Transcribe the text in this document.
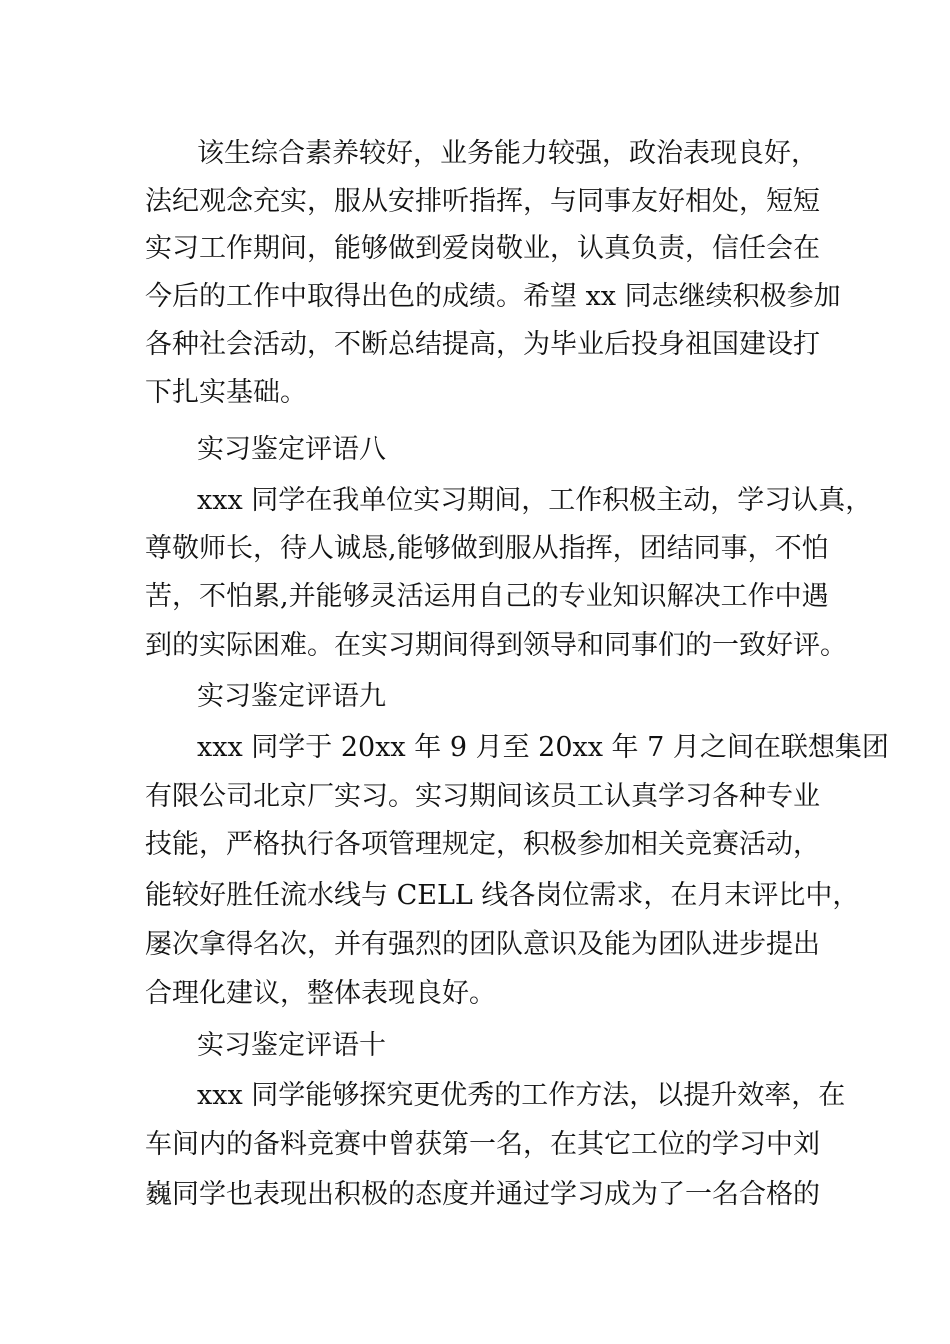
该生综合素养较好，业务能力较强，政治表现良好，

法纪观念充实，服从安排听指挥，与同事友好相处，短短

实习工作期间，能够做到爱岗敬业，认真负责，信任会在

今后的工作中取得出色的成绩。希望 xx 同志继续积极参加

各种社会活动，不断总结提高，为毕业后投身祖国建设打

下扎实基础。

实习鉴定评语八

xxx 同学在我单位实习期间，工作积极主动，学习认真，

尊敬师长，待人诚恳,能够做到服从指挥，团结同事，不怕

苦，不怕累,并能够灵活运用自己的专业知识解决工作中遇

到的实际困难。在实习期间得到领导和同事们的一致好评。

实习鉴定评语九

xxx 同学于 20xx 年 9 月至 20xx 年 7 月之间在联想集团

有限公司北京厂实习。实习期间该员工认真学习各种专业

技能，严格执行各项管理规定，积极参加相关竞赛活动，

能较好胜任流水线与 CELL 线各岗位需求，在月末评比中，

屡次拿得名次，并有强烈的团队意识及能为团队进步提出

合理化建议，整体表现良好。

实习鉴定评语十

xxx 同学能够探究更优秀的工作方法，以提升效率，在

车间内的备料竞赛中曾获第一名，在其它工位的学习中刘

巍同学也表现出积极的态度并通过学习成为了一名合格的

········

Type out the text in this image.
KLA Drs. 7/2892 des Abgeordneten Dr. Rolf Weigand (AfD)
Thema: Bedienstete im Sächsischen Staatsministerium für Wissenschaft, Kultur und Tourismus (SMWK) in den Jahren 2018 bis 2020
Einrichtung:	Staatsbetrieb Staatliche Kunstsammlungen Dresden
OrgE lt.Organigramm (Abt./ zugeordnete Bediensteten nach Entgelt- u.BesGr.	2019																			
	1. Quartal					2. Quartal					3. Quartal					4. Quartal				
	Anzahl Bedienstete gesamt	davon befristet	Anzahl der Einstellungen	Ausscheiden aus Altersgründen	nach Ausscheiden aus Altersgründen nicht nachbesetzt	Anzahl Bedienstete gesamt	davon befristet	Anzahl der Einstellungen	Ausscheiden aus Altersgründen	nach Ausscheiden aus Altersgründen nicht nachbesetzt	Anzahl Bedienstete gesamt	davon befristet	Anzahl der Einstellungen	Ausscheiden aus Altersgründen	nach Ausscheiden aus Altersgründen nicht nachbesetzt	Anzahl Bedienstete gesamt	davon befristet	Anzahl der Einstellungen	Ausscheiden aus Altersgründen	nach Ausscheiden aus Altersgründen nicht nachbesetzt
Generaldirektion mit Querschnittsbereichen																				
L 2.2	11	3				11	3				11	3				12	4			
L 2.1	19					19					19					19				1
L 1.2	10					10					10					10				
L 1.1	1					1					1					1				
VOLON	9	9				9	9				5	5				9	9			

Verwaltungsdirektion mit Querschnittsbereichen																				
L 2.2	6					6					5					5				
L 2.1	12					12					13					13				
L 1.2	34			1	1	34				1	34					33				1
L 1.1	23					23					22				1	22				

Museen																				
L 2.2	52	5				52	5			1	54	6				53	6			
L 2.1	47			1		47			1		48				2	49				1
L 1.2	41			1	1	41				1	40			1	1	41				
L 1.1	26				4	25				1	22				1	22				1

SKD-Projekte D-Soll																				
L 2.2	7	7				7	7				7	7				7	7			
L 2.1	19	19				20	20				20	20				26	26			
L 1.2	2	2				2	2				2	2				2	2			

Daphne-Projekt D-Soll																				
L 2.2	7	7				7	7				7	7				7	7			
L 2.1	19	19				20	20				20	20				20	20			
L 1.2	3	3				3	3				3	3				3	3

········

> [Problem to work on] Pick out all the lines with the word "Querschnittsbereichen" in them and copy them.

> [Result of this exercise]
Generaldirektion mit Querschnittsbereichen																				
Verwaltungsdirektion mit Querschnittsbereichen																				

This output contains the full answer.